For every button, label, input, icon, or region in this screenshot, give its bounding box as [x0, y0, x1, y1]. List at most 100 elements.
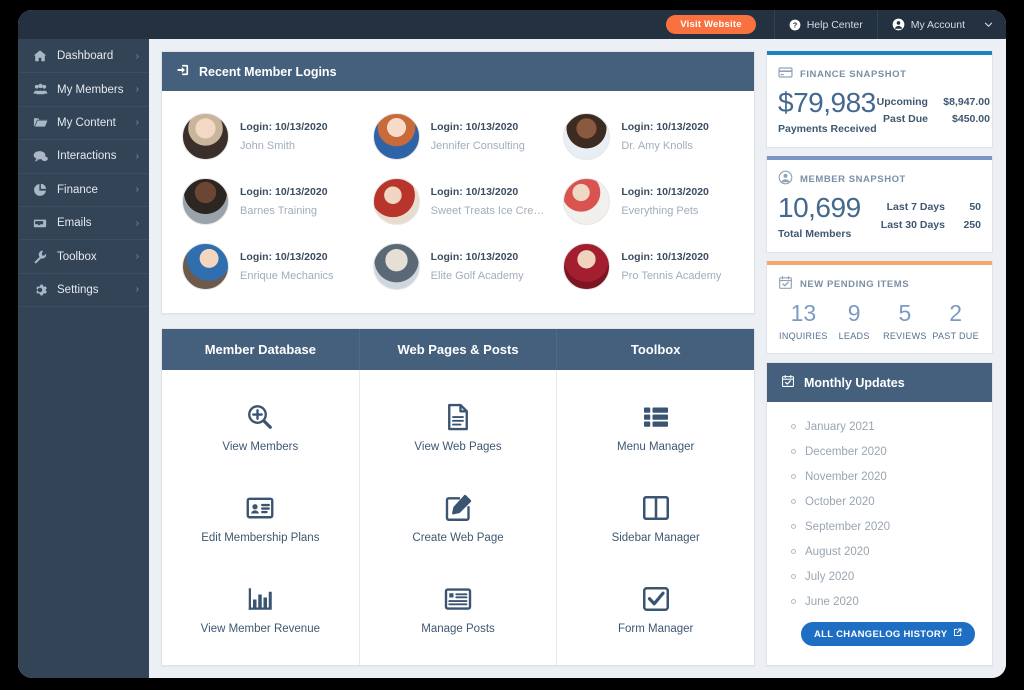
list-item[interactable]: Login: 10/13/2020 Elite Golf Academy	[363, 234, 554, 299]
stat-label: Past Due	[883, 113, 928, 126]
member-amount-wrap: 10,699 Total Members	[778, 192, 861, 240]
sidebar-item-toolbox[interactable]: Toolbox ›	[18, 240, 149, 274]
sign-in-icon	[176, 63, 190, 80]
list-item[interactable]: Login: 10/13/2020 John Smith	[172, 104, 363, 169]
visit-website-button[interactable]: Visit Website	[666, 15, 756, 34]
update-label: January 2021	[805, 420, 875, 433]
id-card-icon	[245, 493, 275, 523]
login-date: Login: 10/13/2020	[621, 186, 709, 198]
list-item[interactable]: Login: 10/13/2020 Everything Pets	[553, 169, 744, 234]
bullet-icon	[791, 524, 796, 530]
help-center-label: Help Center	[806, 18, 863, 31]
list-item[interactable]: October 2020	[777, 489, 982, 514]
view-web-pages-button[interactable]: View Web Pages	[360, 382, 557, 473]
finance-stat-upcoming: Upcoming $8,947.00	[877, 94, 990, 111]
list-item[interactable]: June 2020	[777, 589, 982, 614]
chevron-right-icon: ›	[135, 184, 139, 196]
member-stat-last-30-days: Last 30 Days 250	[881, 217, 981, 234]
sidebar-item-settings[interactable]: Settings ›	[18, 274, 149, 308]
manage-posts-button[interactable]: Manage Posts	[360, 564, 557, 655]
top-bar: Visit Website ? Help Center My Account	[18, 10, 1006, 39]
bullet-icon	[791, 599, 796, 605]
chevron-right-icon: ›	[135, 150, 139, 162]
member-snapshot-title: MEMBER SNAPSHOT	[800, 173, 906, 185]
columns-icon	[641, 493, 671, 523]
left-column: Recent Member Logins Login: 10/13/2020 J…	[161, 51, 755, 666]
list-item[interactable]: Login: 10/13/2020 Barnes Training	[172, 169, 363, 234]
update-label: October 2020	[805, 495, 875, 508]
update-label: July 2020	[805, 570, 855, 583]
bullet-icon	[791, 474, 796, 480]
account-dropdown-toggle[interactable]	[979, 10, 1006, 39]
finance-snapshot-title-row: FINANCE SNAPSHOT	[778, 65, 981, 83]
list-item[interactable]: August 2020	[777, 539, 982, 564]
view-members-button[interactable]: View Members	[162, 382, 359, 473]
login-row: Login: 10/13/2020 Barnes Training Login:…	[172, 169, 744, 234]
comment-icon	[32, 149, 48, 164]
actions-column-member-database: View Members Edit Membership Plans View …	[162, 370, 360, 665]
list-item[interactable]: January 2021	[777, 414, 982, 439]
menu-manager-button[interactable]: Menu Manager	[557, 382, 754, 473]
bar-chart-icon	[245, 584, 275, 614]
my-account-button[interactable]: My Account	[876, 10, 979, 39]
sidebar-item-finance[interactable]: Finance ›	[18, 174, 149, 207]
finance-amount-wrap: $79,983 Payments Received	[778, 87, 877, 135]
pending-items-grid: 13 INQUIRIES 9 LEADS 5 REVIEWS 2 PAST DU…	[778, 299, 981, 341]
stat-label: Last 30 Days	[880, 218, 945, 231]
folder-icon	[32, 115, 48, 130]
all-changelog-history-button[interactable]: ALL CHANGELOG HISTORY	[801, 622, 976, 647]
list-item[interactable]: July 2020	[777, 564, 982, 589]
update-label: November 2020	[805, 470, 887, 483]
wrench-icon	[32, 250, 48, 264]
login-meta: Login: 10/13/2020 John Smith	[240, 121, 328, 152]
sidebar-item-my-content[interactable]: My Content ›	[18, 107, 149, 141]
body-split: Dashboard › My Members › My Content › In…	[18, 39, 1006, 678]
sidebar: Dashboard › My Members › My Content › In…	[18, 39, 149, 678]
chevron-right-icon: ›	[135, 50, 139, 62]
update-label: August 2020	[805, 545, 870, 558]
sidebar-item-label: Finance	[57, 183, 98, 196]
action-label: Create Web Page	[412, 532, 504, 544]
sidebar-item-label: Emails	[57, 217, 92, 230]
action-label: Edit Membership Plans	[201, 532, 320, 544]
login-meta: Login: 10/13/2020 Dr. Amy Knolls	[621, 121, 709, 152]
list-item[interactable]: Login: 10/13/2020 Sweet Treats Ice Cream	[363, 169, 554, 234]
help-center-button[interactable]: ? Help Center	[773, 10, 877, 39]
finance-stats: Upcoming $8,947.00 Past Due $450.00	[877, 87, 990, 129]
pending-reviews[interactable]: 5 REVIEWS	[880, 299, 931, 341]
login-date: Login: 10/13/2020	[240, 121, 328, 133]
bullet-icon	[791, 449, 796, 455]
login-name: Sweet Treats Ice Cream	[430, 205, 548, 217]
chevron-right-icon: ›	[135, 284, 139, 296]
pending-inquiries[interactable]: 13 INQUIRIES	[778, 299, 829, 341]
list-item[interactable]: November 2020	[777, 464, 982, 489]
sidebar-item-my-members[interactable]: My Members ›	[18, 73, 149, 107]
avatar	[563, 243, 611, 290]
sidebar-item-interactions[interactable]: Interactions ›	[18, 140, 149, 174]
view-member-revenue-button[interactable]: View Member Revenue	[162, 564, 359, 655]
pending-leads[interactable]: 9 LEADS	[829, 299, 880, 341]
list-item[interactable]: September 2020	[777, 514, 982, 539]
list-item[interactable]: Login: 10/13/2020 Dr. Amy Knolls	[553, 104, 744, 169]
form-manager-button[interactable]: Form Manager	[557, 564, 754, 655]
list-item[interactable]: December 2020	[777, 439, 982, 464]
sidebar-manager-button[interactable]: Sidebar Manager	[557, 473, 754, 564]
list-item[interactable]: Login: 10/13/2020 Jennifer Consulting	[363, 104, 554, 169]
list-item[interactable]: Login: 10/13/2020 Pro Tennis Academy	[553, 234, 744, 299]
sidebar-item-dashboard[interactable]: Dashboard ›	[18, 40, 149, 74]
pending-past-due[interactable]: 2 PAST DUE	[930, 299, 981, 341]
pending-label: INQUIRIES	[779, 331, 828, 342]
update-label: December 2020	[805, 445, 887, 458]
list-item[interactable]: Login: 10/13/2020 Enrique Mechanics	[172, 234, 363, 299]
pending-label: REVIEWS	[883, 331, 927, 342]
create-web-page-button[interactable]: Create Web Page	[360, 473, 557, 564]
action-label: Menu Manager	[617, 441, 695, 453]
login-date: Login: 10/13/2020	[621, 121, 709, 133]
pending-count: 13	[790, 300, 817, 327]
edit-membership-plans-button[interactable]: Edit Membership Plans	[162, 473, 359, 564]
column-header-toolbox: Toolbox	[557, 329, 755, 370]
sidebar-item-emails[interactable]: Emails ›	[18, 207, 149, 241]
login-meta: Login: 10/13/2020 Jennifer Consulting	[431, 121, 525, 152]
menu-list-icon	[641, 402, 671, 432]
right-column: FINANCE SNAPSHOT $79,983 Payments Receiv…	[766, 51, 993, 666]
■ ■ ■ ■ ■ ■ ■
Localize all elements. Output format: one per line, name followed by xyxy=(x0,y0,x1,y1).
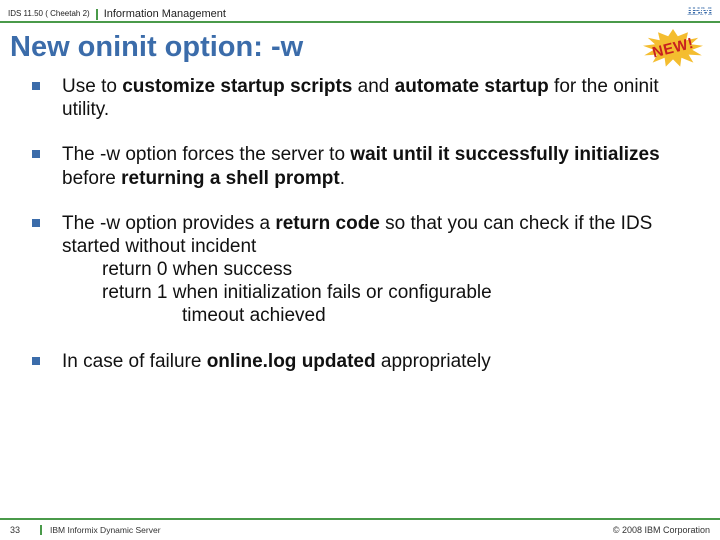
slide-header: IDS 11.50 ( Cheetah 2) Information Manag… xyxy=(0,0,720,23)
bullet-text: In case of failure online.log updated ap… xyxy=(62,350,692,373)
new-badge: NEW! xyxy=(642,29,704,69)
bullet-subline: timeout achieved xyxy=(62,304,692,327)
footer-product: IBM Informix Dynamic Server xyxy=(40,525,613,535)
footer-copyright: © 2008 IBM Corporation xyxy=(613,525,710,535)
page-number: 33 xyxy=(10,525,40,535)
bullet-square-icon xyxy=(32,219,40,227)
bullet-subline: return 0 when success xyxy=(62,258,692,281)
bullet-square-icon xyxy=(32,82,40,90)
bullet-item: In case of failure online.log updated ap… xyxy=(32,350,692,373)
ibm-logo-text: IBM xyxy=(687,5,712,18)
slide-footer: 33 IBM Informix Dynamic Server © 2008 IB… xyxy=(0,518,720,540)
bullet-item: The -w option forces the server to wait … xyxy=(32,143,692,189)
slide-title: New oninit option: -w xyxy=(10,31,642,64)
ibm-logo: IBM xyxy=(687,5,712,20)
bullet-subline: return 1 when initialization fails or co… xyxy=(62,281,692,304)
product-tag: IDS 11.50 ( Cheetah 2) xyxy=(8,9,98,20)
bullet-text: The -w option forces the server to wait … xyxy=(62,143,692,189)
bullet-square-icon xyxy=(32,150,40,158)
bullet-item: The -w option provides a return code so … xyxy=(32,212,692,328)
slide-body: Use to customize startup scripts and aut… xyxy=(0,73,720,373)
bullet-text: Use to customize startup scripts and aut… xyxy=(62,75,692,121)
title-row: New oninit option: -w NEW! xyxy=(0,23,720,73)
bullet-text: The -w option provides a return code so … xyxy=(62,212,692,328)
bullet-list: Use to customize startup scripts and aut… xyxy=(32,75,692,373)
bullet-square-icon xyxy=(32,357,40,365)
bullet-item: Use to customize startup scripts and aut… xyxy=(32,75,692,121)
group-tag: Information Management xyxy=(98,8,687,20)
■ ■ ■ ■ ■ ■ ■
** WHAT THE TASK REQUIRES **
Copy the entries from the line with "slide-header: IDS 11.50" to the line with "bullet-text: The -w option forces", swapping "bullet-subline" for "bullet-detail" and keeping everything else the same.

** SOLUTION TO THIS PROBLEM **
slide-header: IDS 11.50 ( Cheetah 2) Information Manag… xyxy=(0,0,720,23)
bullet-text: In case of failure online.log updated ap… xyxy=(62,350,692,373)
new-badge: NEW! xyxy=(642,29,704,69)
bullet-detail: timeout achieved xyxy=(62,304,692,327)
footer-product: IBM Informix Dynamic Server xyxy=(40,525,613,535)
footer-copyright: © 2008 IBM Corporation xyxy=(613,525,710,535)
page-number: 33 xyxy=(10,525,40,535)
bullet-square-icon xyxy=(32,219,40,227)
bullet-detail: return 0 when success xyxy=(62,258,692,281)
bullet-square-icon xyxy=(32,82,40,90)
bullet-item: In case of failure online.log updated ap… xyxy=(32,350,692,373)
ibm-logo-text: IBM xyxy=(687,5,712,18)
slide-footer: 33 IBM Informix Dynamic Server © 2008 IB… xyxy=(0,518,720,540)
bullet-item: The -w option forces the server to wait … xyxy=(32,143,692,189)
slide-title: New oninit option: -w xyxy=(10,31,642,64)
ibm-logo: IBM xyxy=(687,5,712,20)
bullet-detail: return 1 when initialization fails or co… xyxy=(62,281,692,304)
product-tag: IDS 11.50 ( Cheetah 2) xyxy=(8,9,98,20)
bullet-text: The -w option forces the server to wait … xyxy=(62,143,692,189)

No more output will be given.